#### WORK TO COMPLETE:
Using the listing below, select the lines with the word "grid" and copy them.

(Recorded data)
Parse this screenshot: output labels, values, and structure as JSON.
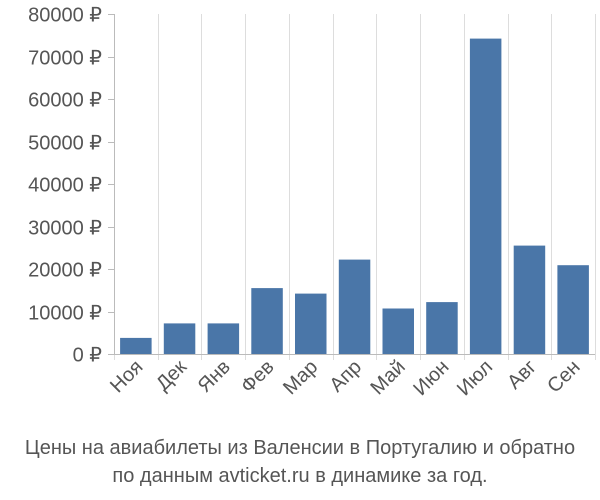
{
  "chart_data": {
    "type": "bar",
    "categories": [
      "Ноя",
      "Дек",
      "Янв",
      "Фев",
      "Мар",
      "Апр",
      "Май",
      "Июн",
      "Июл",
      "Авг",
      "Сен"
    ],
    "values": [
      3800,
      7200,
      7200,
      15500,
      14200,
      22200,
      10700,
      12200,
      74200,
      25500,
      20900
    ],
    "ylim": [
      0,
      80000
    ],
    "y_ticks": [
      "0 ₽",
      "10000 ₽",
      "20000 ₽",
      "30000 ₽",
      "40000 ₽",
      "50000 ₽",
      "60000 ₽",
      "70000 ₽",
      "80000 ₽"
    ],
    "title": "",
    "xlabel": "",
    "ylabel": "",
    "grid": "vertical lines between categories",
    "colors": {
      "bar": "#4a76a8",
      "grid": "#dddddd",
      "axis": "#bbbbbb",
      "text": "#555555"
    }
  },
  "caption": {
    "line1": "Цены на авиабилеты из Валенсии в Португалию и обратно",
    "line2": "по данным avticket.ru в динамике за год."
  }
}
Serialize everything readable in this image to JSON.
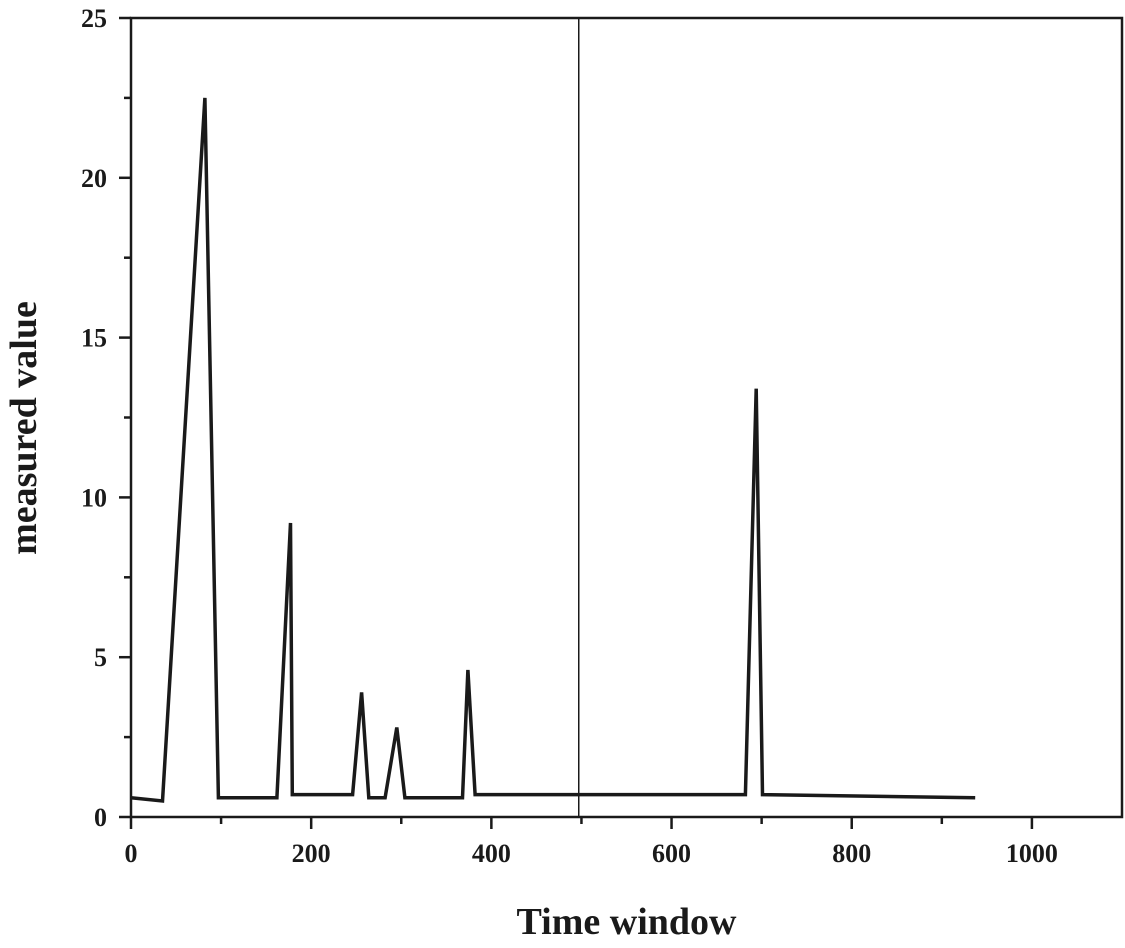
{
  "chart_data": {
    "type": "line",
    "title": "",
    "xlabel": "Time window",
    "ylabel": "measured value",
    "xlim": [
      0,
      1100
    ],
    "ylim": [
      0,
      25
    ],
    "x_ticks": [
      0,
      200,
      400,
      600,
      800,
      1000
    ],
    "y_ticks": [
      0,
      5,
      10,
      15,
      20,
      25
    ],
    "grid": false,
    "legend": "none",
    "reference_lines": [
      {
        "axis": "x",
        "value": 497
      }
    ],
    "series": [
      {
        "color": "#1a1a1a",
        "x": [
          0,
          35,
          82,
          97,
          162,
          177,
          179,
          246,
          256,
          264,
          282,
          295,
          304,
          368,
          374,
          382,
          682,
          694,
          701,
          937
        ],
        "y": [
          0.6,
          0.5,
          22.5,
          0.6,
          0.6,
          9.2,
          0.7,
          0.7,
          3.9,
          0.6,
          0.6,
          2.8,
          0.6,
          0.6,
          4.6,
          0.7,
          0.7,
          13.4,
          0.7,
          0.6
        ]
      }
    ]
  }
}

---

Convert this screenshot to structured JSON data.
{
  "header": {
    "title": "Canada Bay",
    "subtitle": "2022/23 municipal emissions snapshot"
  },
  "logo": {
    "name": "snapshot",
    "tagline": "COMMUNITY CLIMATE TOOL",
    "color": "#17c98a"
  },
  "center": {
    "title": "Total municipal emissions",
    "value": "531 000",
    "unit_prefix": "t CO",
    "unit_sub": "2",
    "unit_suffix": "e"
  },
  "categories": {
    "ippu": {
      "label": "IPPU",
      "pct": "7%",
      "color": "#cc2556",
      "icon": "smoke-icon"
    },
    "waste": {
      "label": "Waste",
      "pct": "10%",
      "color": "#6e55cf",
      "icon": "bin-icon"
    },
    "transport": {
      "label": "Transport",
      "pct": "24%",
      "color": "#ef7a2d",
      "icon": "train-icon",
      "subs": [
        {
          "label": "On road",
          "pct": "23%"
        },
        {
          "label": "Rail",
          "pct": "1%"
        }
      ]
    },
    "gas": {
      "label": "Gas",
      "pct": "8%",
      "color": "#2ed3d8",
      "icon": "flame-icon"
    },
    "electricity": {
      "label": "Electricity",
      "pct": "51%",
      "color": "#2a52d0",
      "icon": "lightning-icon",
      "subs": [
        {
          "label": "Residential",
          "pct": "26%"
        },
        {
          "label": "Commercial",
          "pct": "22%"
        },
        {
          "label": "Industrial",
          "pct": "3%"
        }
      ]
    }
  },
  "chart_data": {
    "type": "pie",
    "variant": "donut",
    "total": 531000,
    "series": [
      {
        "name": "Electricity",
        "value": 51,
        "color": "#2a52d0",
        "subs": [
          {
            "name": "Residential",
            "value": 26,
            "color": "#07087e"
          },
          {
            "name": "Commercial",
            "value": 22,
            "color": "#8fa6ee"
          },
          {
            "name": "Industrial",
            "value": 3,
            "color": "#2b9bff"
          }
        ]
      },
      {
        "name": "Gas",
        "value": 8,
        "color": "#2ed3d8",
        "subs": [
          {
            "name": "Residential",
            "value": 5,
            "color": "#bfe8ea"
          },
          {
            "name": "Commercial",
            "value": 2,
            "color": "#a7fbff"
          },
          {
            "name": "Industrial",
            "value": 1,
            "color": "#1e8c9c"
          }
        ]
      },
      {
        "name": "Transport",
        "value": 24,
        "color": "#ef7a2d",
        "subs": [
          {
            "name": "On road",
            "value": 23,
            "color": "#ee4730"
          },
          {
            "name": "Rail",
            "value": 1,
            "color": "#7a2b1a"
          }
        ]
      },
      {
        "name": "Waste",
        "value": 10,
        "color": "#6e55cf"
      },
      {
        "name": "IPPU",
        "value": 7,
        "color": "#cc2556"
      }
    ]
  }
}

#### RIGHT ANSWER:
    "grid": "vertical lines between categories",
      "grid": "#dddddd",
    "grid": false,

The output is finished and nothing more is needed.